- _Given instruction_
What follows is a block of records; restate each one word for word.

- _Data_
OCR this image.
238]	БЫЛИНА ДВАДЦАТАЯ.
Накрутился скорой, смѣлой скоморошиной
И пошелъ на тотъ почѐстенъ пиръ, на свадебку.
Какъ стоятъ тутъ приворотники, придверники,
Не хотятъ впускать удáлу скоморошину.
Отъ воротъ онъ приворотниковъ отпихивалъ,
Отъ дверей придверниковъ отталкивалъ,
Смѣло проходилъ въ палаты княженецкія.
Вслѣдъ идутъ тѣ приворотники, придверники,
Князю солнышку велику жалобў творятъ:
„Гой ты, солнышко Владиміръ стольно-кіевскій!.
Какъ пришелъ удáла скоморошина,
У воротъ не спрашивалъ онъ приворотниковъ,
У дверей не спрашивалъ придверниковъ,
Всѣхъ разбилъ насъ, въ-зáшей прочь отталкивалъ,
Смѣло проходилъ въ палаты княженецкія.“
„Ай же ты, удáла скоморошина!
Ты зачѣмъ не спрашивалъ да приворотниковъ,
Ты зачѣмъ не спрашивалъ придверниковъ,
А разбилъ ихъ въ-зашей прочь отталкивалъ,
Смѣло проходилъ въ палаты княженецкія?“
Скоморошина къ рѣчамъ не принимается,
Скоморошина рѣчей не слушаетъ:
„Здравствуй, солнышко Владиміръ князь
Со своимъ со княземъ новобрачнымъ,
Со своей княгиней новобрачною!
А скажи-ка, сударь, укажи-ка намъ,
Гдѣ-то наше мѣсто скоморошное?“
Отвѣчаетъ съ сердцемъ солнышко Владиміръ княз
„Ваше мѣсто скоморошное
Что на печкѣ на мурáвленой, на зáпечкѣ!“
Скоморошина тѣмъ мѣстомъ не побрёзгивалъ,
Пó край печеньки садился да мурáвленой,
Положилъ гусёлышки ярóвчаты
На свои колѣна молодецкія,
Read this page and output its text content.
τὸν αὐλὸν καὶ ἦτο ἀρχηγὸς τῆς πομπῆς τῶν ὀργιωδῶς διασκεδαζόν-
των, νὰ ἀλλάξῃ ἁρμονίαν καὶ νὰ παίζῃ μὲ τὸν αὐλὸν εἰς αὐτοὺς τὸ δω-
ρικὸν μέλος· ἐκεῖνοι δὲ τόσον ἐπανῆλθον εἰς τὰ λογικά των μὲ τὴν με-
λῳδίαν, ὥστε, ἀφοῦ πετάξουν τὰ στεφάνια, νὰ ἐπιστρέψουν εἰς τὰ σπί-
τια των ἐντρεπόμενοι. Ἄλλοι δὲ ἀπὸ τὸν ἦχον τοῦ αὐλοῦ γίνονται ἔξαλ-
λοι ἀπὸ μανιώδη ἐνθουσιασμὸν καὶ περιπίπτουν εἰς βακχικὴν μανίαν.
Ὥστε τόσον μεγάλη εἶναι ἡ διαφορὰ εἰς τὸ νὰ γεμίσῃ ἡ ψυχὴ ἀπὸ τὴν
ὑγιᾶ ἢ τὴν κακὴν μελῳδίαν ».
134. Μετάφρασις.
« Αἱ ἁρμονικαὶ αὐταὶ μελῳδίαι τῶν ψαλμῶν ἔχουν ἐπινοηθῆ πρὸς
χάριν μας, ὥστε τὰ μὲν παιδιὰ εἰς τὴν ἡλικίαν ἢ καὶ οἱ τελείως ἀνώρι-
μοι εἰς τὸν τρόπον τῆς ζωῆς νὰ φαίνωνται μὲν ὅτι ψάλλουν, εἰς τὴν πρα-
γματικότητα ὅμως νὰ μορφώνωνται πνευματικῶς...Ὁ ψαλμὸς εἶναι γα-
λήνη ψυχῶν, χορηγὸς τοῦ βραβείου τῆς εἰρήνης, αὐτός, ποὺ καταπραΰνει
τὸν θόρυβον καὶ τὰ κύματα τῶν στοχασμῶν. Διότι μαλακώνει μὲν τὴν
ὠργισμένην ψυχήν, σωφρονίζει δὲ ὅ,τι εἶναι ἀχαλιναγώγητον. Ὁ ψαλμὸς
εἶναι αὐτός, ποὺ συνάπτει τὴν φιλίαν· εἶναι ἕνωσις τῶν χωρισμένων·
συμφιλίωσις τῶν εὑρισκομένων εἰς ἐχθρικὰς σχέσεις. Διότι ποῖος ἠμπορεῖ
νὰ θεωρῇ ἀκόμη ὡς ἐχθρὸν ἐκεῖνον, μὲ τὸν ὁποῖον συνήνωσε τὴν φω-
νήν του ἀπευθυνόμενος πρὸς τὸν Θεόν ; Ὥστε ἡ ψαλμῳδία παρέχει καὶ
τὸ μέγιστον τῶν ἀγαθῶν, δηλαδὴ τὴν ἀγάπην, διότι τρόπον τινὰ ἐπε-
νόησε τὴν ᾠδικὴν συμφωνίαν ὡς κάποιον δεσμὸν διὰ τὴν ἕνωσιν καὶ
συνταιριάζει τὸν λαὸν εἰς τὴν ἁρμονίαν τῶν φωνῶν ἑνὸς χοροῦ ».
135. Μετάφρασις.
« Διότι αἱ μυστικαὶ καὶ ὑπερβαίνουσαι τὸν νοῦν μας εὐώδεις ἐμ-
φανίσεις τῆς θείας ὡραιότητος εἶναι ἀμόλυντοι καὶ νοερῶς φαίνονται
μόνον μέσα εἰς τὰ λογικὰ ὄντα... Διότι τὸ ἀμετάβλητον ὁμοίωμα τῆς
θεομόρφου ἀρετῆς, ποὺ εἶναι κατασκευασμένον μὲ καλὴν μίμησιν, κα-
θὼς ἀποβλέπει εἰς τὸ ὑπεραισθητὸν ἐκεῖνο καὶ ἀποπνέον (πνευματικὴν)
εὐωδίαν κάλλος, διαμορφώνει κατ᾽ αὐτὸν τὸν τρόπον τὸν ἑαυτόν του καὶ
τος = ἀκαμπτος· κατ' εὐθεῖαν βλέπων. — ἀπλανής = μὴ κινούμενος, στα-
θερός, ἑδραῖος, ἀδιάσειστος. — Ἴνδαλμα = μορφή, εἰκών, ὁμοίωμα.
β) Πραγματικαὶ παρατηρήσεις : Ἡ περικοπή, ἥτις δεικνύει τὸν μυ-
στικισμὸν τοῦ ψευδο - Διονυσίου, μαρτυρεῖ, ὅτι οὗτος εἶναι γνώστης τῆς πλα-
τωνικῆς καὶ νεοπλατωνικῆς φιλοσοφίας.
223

- _Exercise output_
OCR this image.
238]	БЫЛИНА ДВАДЦАТАЯ.
Накрутился скорой, смѣлой скоморошиной
И пошелъ на тотъ почѐстенъ пиръ, на свадебку.
Какъ стоятъ тутъ приворотники, придверники,
Не хотятъ впускать удáлу скоморошину.
Отъ воротъ онъ приворотниковъ отпихивалъ,
Отъ дверей придверниковъ отталкивалъ,
Смѣло проходилъ въ палаты княженецкія.
Вслѣдъ идутъ тѣ приворотники, придверники,
Князю солнышку велику жалобў творятъ:
„Гой ты, солнышко Владиміръ стольно-кіевскій!.
Какъ пришелъ удáла скоморошина,
У воротъ не спрашивалъ онъ приворотниковъ,
У дверей не спрашивалъ придверниковъ,
Всѣхъ разбилъ насъ, въ-зáшей прочь отталкивалъ,
Смѣло проходилъ въ палаты княженецкія.“
„Ай же ты, удáла скоморошина!
Ты зачѣмъ не спрашивалъ да приворотниковъ,
Ты зачѣмъ не спрашивалъ придверниковъ,
А разбилъ ихъ въ-зашей прочь отталкивалъ,
Смѣло проходилъ въ палаты княженецкія?“
Скоморошина къ рѣчамъ не принимается,
Скоморошина рѣчей не слушаетъ:
„Здравствуй, солнышко Владиміръ князь
Со своимъ со княземъ новобрачнымъ,
Со своей княгиней новобрачною!
А скажи-ка, сударь, укажи-ка намъ,
Гдѣ-то наше мѣсто скоморошное?“
Отвѣчаетъ съ сердцемъ солнышко Владиміръ княз
„Ваше мѣсто скоморошное
Что на печкѣ на мурáвленой, на зáпечкѣ!“
Скоморошина тѣмъ мѣстомъ не побрёзгивалъ,
Пó край печеньки садился да мурáвленой,
Положилъ гусёлышки ярóвчаты
На свои колѣна молодецкія,
Read this page and output its text content.
τὸν αὐλὸν καὶ ἦτο ἀρχηγὸς τῆς πομπῆς τῶν ὀργιωδῶς διασκεδαζόν-
των, νὰ ἀλλάξῃ ἁρμονίαν καὶ νὰ παίζῃ μὲ τὸν αὐλὸν εἰς αὐτοὺς τὸ δω-
ρικὸν μέλος· ἐκεῖνοι δὲ τόσον ἐπανῆλθον εἰς τὰ λογικά των μὲ τὴν με-
λῳδίαν, ὥστε, ἀφοῦ πετάξουν τὰ στεφάνια, νὰ ἐπιστρέψουν εἰς τὰ σπί-
τια των ἐντρεπόμενοι. Ἄλλοι δὲ ἀπὸ τὸν ἦχον τοῦ αὐλοῦ γίνονται ἔξαλ-
λοι ἀπὸ μανιώδη ἐνθουσιασμὸν καὶ περιπίπτουν εἰς βακχικὴν μανίαν.
Ὥστε τόσον μεγάλη εἶναι ἡ διαφορὰ εἰς τὸ νὰ γεμίσῃ ἡ ψυχὴ ἀπὸ τὴν
ὑγιᾶ ἢ τὴν κακὴν μελῳδίαν ».
134. Μετάφρασις.
« Αἱ ἁρμονικαὶ αὐταὶ μελῳδίαι τῶν ψαλμῶν ἔχουν ἐπινοηθῆ πρὸς
χάριν μας, ὥστε τὰ μὲν παιδιὰ εἰς τὴν ἡλικίαν ἢ καὶ οἱ τελείως ἀνώρι-
μοι εἰς τὸν τρόπον τῆς ζωῆς νὰ φαίνωνται μὲν ὅτι ψάλλουν, εἰς τὴν πρα-
γματικότητα ὅμως νὰ μορφώνωνται πνευματικῶς...Ὁ ψαλμὸς εἶναι γα-
λήνη ψυχῶν, χορηγὸς τοῦ βραβείου τῆς εἰρήνης, αὐτός, ποὺ καταπραΰνει
τὸν θόρυβον καὶ τὰ κύματα τῶν στοχασμῶν. Διότι μαλακώνει μὲν τὴν
ὠργισμένην ψυχήν, σωφρονίζει δὲ ὅ,τι εἶναι ἀχαλιναγώγητον. Ὁ ψαλμὸς
εἶναι αὐτός, ποὺ συνάπτει τὴν φιλίαν· εἶναι ἕνωσις τῶν χωρισμένων·
συμφιλίωσις τῶν εὑρισκομένων εἰς ἐχθρικὰς σχέσεις. Διότι ποῖος ἠμπορεῖ
νὰ θεωρῇ ἀκόμη ὡς ἐχθρὸν ἐκεῖνον, μὲ τὸν ὁποῖον συνήνωσε τὴν φω-
νήν του ἀπευθυνόμενος πρὸς τὸν Θεόν ; Ὥστε ἡ ψαλμῳδία παρέχει καὶ
τὸ μέγιστον τῶν ἀγαθῶν, δηλαδὴ τὴν ἀγάπην, διότι τρόπον τινὰ ἐπε-
νόησε τὴν ᾠδικὴν συμφωνίαν ὡς κάποιον δεσμὸν διὰ τὴν ἕνωσιν καὶ
συνταιριάζει τὸν λαὸν εἰς τὴν ἁρμονίαν τῶν φωνῶν ἑνὸς χοροῦ ».
135. Μετάφρασις.
« Διότι αἱ μυστικαὶ καὶ ὑπερβαίνουσαι τὸν νοῦν μας εὐώδεις ἐμ-
φανίσεις τῆς θείας ὡραιότητος εἶναι ἀμόλυντοι καὶ νοερῶς φαίνονται
μόνον μέσα εἰς τὰ λογικὰ ὄντα... Διότι τὸ ἀμετάβλητον ὁμοίωμα τῆς
θεομόρφου ἀρετῆς, ποὺ εἶναι κατασκευασμένον μὲ καλὴν μίμησιν, κα-
θὼς ἀποβλέπει εἰς τὸ ὑπεραισθητὸν ἐκεῖνο καὶ ἀποπνέον (πνευματικὴν)
εὐωδίαν κάλλος, διαμορφώνει κατ᾽ αὐτὸν τὸν τρόπον τὸν ἑαυτόν του καὶ
τος = ἀκαμπτος· κατ' εὐθεῖαν βλέπων. — ἀπλανής = μὴ κινούμενος, στα-
θερός, ἑδραῖος, ἀδιάσειστος. — Ἴνδαλμα = μορφή, εἰκών, ὁμοίωμα.
β) Πραγματικαὶ παρατηρήσεις : Ἡ περικοπή, ἥτις δεικνύει τὸν μυ-
στικισμὸν τοῦ ψευδο - Διονυσίου, μαρτυρεῖ, ὅτι οὗτος εἶναι γνώστης τῆς πλα-
τωνικῆς καὶ νεοπλατωνικῆς φιλοσοφίας.
223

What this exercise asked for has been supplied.